_Aim_
Extract each line where the string "Mobile" shows up.

● ● ● ●

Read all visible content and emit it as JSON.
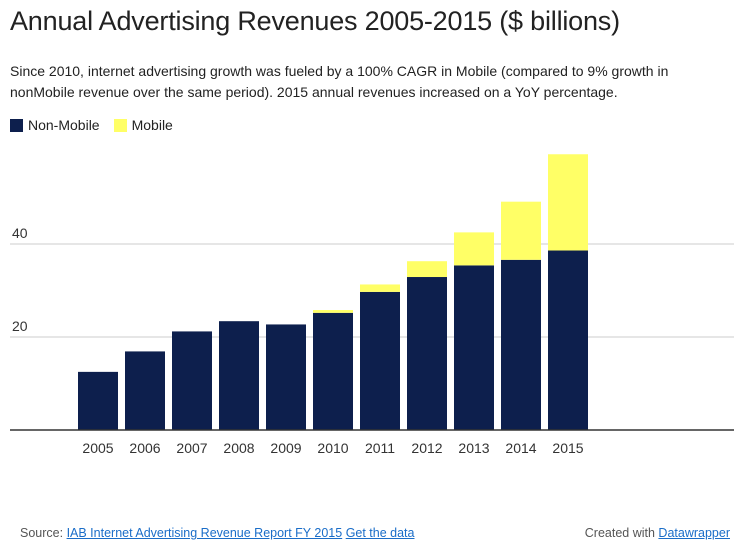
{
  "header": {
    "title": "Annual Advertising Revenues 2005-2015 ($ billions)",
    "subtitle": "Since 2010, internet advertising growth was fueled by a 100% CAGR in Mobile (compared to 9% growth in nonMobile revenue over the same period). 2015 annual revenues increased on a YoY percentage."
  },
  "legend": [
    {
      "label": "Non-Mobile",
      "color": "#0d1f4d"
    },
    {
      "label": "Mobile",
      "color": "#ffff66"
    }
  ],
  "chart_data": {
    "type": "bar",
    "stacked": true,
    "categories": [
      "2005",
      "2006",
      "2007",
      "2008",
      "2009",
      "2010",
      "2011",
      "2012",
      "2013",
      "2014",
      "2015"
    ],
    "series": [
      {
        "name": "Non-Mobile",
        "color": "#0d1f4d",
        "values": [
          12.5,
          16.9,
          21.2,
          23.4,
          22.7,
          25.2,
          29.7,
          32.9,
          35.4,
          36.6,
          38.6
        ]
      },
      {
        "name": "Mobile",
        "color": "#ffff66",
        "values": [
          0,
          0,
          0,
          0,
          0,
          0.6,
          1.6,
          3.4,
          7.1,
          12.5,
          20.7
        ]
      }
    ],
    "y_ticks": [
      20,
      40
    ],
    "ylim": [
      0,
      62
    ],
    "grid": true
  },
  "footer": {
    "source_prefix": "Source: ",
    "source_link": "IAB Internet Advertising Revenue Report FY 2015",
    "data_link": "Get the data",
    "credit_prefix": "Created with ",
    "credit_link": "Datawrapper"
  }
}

● ● ● ●

_Written response_
    "subtitle": "Since 2010, internet advertising growth was fueled by a 100% CAGR in Mobile (compared to 9% growth in nonMobile revenue over the same period). 2015 annual revenues increased on a YoY percentage."
      "label": "Non-Mobile",
      "label": "Mobile",
        "name": "Non-Mobile",
        "name": "Mobile",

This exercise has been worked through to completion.